▶ [TASK REQUIREMENTS]: Starting with the line that contains "section-divider [99, 846, 899, 849]" and going on through the line that contains "text-line: ﴿ مسئلة ﴾ ( وان", put those lines into a JSON list of strings, one string per line, with blank lines left out.

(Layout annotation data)

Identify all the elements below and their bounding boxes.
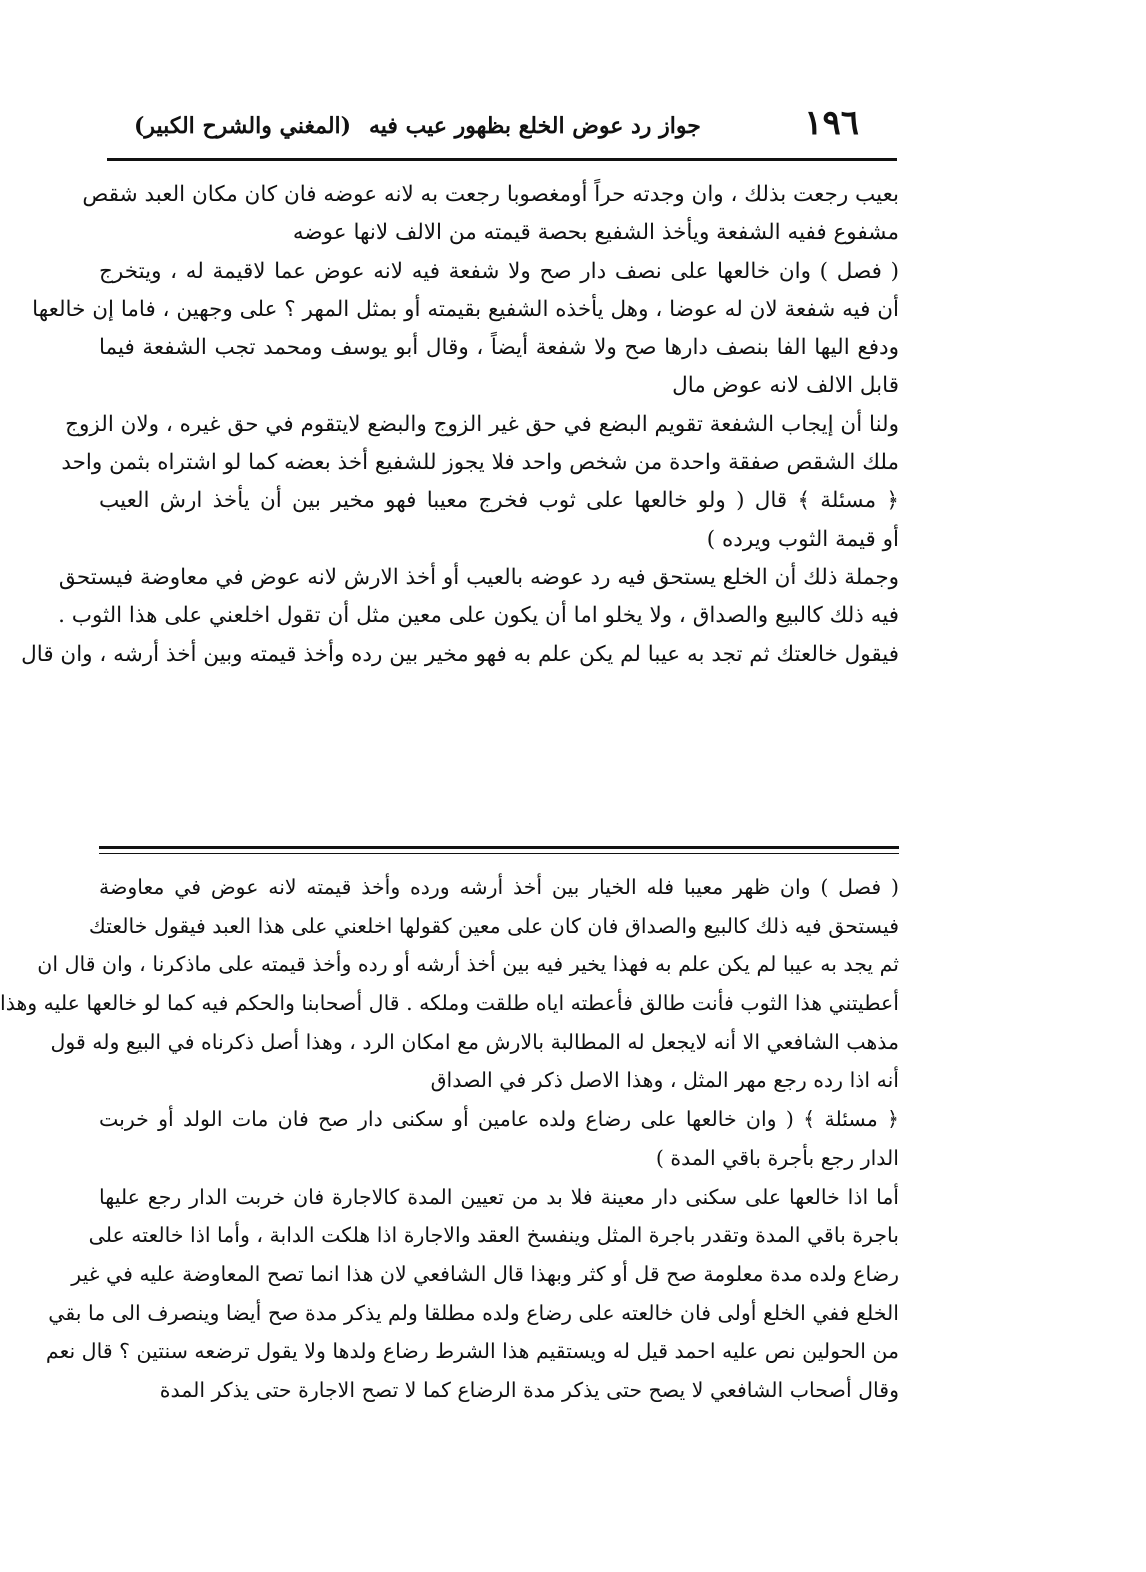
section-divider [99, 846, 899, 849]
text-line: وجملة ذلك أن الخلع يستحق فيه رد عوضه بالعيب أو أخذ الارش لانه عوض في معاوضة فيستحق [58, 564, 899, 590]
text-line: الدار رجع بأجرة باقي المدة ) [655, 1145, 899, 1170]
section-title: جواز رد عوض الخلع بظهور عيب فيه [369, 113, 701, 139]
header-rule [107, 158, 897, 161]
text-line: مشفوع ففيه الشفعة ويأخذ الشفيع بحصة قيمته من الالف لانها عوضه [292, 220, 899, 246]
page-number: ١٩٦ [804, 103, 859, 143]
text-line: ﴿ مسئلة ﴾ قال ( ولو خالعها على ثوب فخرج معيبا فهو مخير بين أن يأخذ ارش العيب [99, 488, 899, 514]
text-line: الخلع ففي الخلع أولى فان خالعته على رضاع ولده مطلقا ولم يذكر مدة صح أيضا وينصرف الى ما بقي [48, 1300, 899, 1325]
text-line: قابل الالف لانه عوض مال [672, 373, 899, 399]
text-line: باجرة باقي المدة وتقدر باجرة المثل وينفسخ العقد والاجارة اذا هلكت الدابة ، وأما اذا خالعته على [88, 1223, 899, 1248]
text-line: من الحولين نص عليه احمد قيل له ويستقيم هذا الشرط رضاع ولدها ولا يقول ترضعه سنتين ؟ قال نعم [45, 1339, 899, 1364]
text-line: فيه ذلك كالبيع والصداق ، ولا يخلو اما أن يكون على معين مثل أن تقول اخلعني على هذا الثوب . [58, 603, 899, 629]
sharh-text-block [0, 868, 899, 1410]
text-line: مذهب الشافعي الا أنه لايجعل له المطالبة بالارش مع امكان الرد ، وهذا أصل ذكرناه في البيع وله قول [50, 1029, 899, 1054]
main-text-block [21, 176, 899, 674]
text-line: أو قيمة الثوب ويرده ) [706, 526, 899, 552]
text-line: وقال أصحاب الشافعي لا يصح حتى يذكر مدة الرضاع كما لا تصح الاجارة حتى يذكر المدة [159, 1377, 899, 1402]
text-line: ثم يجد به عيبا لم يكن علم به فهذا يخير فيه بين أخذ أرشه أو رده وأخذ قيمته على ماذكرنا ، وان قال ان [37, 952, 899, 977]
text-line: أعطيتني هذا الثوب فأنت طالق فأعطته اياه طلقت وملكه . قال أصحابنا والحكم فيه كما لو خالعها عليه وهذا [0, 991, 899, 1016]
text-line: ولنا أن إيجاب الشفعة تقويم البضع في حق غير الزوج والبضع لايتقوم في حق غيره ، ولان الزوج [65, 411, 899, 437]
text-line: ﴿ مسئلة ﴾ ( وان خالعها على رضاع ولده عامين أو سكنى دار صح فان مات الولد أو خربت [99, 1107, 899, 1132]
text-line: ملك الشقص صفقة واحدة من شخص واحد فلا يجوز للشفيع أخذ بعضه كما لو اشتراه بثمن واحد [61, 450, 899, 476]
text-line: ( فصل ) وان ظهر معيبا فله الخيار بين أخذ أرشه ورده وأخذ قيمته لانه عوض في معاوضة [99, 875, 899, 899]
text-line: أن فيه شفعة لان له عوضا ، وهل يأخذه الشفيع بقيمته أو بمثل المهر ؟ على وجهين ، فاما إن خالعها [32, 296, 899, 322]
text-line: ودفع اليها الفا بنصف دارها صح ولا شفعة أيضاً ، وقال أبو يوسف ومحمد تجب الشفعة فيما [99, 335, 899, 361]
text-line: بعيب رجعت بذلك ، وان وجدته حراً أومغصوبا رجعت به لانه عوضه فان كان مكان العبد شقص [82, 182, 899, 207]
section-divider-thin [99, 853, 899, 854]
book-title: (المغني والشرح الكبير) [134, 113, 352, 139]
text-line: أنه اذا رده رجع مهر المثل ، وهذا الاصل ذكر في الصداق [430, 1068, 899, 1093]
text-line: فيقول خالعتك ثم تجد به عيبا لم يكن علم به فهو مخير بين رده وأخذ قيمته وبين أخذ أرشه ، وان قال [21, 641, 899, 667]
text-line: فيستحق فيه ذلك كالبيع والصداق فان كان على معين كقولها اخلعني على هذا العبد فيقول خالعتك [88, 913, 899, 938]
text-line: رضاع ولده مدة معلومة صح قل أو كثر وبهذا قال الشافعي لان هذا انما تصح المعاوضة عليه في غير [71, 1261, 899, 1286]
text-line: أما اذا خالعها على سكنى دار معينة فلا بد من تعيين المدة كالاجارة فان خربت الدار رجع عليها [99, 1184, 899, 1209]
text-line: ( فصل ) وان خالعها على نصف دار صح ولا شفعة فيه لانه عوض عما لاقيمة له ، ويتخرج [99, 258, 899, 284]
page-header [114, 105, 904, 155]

▶ [EXERCISE SOLUTION]:
[
  "section-divider [99, 846, 899, 849]",
  "text-line: وجملة ذلك أن الخلع يستحق فيه رد عوضه بالعيب أو أخذ الارش لانه عوض في معاوضة فيستحق [58, 564, 899, 590]",
  "text-line: الدار رجع بأجرة باقي المدة ) [655, 1145, 899, 1170]",
  "section-title: جواز رد عوض الخلع بظهور عيب فيه [369, 113, 701, 139]",
  "header-rule [107, 158, 897, 161]",
  "text-line: مشفوع ففيه الشفعة ويأخذ الشفيع بحصة قيمته من الالف لانها عوضه [292, 220, 899, 246]",
  "page-number: ١٩٦ [804, 103, 859, 143]",
  "text-line: ﴿ مسئلة ﴾ قال ( ولو خالعها على ثوب فخرج معيبا فهو مخير بين أن يأخذ ارش العيب [99, 488, 899, 514]",
  "text-line: الخلع ففي الخلع أولى فان خالعته على رضاع ولده مطلقا ولم يذكر مدة صح أيضا وينصرف الى ما بقي [48, 1300, 899, 1325]",
  "text-line: قابل الالف لانه عوض مال [672, 373, 899, 399]",
  "text-line: باجرة باقي المدة وتقدر باجرة المثل وينفسخ العقد والاجارة اذا هلكت الدابة ، وأما اذا خالعته على [88, 1223, 899, 1248]",
  "text-line: من الحولين نص عليه احمد قيل له ويستقيم هذا الشرط رضاع ولدها ولا يقول ترضعه سنتين ؟ قال نعم [45, 1339, 899, 1364]",
  "text-line: فيه ذلك كالبيع والصداق ، ولا يخلو اما أن يكون على معين مثل أن تقول اخلعني على هذا الثوب . [58, 603, 899, 629]",
  "sharh-text-block [0, 868, 899, 1410]",
  "text-line: مذهب الشافعي الا أنه لايجعل له المطالبة بالارش مع امكان الرد ، وهذا أصل ذكرناه في البيع وله قول [50, 1029, 899, 1054]",
  "main-text-block [21, 176, 899, 674]",
  "text-line: أو قيمة الثوب ويرده ) [706, 526, 899, 552]",
  "text-line: وقال أصحاب الشافعي لا يصح حتى يذكر مدة الرضاع كما لا تصح الاجارة حتى يذكر المدة [159, 1377, 899, 1402]",
  "text-line: ثم يجد به عيبا لم يكن علم به فهذا يخير فيه بين أخذ أرشه أو رده وأخذ قيمته على ماذكرنا ، وان قال ان [37, 952, 899, 977]",
  "text-line: أعطيتني هذا الثوب فأنت طالق فأعطته اياه طلقت وملكه . قال أصحابنا والحكم فيه كما لو خالعها عليه وهذا [0, 991, 899, 1016]",
  "text-line: ولنا أن إيجاب الشفعة تقويم البضع في حق غير الزوج والبضع لايتقوم في حق غيره ، ولان الزوج [65, 411, 899, 437]",
  "text-line: ﴿ مسئلة ﴾ ( وان خالعها على رضاع ولده عامين أو سكنى دار صح فان مات الولد أو خربت [99, 1107, 899, 1132]"
]